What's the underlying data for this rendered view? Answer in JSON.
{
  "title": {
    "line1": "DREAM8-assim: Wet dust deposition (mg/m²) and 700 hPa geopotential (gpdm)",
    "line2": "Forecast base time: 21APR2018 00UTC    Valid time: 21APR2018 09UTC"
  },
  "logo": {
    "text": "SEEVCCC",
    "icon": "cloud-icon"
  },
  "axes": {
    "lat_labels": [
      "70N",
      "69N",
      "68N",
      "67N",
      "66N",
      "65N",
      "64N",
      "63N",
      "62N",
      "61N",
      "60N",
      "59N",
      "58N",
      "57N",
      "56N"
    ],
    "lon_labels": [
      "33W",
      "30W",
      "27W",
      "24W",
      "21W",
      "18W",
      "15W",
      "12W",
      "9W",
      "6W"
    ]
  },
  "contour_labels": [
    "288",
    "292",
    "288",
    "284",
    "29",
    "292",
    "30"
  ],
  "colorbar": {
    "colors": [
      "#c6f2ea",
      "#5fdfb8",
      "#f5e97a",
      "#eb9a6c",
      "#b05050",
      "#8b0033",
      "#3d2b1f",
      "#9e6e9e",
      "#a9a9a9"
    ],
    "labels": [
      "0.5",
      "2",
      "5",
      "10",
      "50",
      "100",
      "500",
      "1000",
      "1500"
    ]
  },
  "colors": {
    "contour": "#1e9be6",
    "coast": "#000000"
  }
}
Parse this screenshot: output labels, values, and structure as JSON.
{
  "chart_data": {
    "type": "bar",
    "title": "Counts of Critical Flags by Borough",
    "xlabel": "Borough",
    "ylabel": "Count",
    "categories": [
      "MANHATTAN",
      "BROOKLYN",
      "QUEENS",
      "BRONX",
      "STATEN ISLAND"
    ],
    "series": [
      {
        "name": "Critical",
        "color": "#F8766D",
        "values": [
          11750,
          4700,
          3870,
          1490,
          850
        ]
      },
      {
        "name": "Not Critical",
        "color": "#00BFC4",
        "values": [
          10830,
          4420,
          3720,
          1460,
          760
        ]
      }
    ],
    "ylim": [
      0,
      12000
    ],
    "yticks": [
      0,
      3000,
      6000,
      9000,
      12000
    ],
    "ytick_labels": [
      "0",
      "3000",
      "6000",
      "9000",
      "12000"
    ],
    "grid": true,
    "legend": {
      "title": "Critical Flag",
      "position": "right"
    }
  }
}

------------------------------------------------

What you should do: Would you give again, word for word, every line from the one with "Parse this screenshot: output" through the final line of the listing above?

Finished exercise:
Parse this screenshot: output labels, values, and structure as JSON.
{
  "chart_data": {
    "type": "bar",
    "title": "Counts of Critical Flags by Borough",
    "xlabel": "Borough",
    "ylabel": "Count",
    "categories": [
      "MANHATTAN",
      "BROOKLYN",
      "QUEENS",
      "BRONX",
      "STATEN ISLAND"
    ],
    "series": [
      {
        "name": "Critical",
        "color": "#F8766D",
        "values": [
          11750,
          4700,
          3870,
          1490,
          850
        ]
      },
      {
        "name": "Not Critical",
        "color": "#00BFC4",
        "values": [
          10830,
          4420,
          3720,
          1460,
          760
        ]
      }
    ],
    "ylim": [
      0,
      12000
    ],
    "yticks": [
      0,
      3000,
      6000,
      9000,
      12000
    ],
    "ytick_labels": [
      "0",
      "3000",
      "6000",
      "9000",
      "12000"
    ],
    "grid": true,
    "legend": {
      "title": "Critical Flag",
      "position": "right"
    }
  }
}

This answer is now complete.